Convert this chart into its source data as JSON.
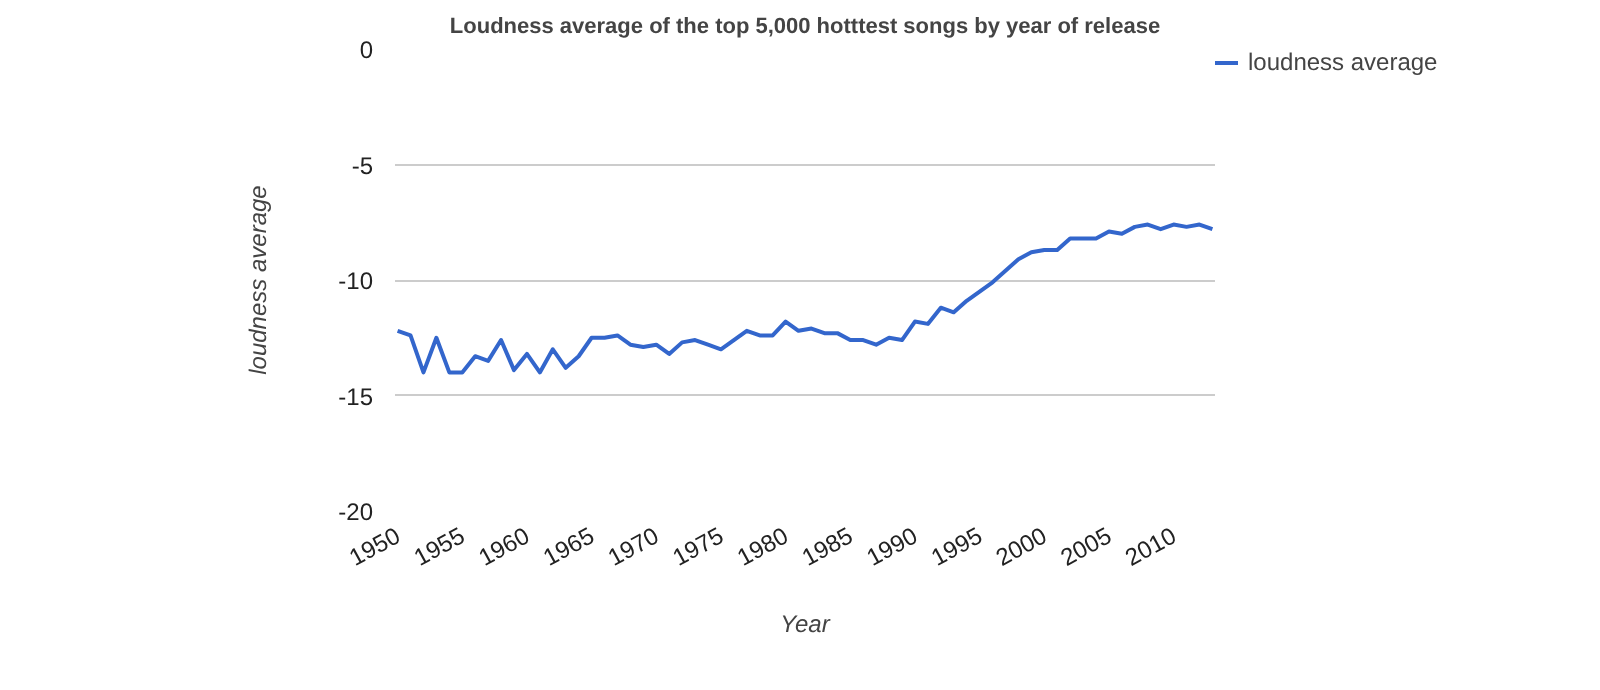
{
  "chart_data": {
    "type": "line",
    "title": "Loudness average of the top 5,000 hotttest songs by year of release",
    "xlabel": "Year",
    "ylabel": "loudness average",
    "x": [
      1950,
      1951,
      1952,
      1953,
      1954,
      1955,
      1956,
      1957,
      1958,
      1959,
      1960,
      1961,
      1962,
      1963,
      1964,
      1965,
      1966,
      1967,
      1968,
      1969,
      1970,
      1971,
      1972,
      1973,
      1974,
      1975,
      1976,
      1977,
      1978,
      1979,
      1980,
      1981,
      1982,
      1983,
      1984,
      1985,
      1986,
      1987,
      1988,
      1989,
      1990,
      1991,
      1992,
      1993,
      1994,
      1995,
      1996,
      1997,
      1998,
      1999,
      2000,
      2001,
      2002,
      2003,
      2004,
      2005,
      2006,
      2007,
      2008,
      2009,
      2010,
      2011,
      2012,
      2013
    ],
    "series": [
      {
        "name": "loudness average",
        "color": "#3366cc",
        "values": [
          -12.2,
          -12.4,
          -14.0,
          -12.5,
          -14.0,
          -14.0,
          -13.3,
          -13.5,
          -12.6,
          -13.9,
          -13.2,
          -14.0,
          -13.0,
          -13.8,
          -13.3,
          -12.5,
          -12.5,
          -12.4,
          -12.8,
          -12.9,
          -12.8,
          -13.2,
          -12.7,
          -12.6,
          -12.8,
          -13.0,
          -12.6,
          -12.2,
          -12.4,
          -12.4,
          -11.8,
          -12.2,
          -12.1,
          -12.3,
          -12.3,
          -12.6,
          -12.6,
          -12.8,
          -12.5,
          -12.6,
          -11.8,
          -11.9,
          -11.2,
          -11.4,
          -10.9,
          -10.5,
          -10.1,
          -9.6,
          -9.1,
          -8.8,
          -8.7,
          -8.7,
          -8.2,
          -8.2,
          -8.2,
          -7.9,
          -8.0,
          -7.7,
          -7.6,
          -7.8,
          -7.6,
          -7.7,
          -7.6,
          -7.8
        ]
      }
    ],
    "xlim": [
      1949.8,
      2013.2
    ],
    "ylim": [
      -20,
      0
    ],
    "xticks": [
      1950,
      1955,
      1960,
      1965,
      1970,
      1975,
      1980,
      1985,
      1990,
      1995,
      2000,
      2005,
      2010
    ],
    "yticks": [
      -20,
      -15,
      -10,
      -5,
      0
    ],
    "grid": "y",
    "legend": "right"
  }
}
****************************************
Short exercise: Output every entry exactly as given; pictures are not part of the copy.

Finished exercise:
Convert this chart into its source data as JSON.
{
  "chart_data": {
    "type": "line",
    "title": "Loudness average of the top 5,000 hotttest songs by year of release",
    "xlabel": "Year",
    "ylabel": "loudness average",
    "x": [
      1950,
      1951,
      1952,
      1953,
      1954,
      1955,
      1956,
      1957,
      1958,
      1959,
      1960,
      1961,
      1962,
      1963,
      1964,
      1965,
      1966,
      1967,
      1968,
      1969,
      1970,
      1971,
      1972,
      1973,
      1974,
      1975,
      1976,
      1977,
      1978,
      1979,
      1980,
      1981,
      1982,
      1983,
      1984,
      1985,
      1986,
      1987,
      1988,
      1989,
      1990,
      1991,
      1992,
      1993,
      1994,
      1995,
      1996,
      1997,
      1998,
      1999,
      2000,
      2001,
      2002,
      2003,
      2004,
      2005,
      2006,
      2007,
      2008,
      2009,
      2010,
      2011,
      2012,
      2013
    ],
    "series": [
      {
        "name": "loudness average",
        "color": "#3366cc",
        "values": [
          -12.2,
          -12.4,
          -14.0,
          -12.5,
          -14.0,
          -14.0,
          -13.3,
          -13.5,
          -12.6,
          -13.9,
          -13.2,
          -14.0,
          -13.0,
          -13.8,
          -13.3,
          -12.5,
          -12.5,
          -12.4,
          -12.8,
          -12.9,
          -12.8,
          -13.2,
          -12.7,
          -12.6,
          -12.8,
          -13.0,
          -12.6,
          -12.2,
          -12.4,
          -12.4,
          -11.8,
          -12.2,
          -12.1,
          -12.3,
          -12.3,
          -12.6,
          -12.6,
          -12.8,
          -12.5,
          -12.6,
          -11.8,
          -11.9,
          -11.2,
          -11.4,
          -10.9,
          -10.5,
          -10.1,
          -9.6,
          -9.1,
          -8.8,
          -8.7,
          -8.7,
          -8.2,
          -8.2,
          -8.2,
          -7.9,
          -8.0,
          -7.7,
          -7.6,
          -7.8,
          -7.6,
          -7.7,
          -7.6,
          -7.8
        ]
      }
    ],
    "xlim": [
      1949.8,
      2013.2
    ],
    "ylim": [
      -20,
      0
    ],
    "xticks": [
      1950,
      1955,
      1960,
      1965,
      1970,
      1975,
      1980,
      1985,
      1990,
      1995,
      2000,
      2005,
      2010
    ],
    "yticks": [
      -20,
      -15,
      -10,
      -5,
      0
    ],
    "grid": "y",
    "legend": "right"
  }
}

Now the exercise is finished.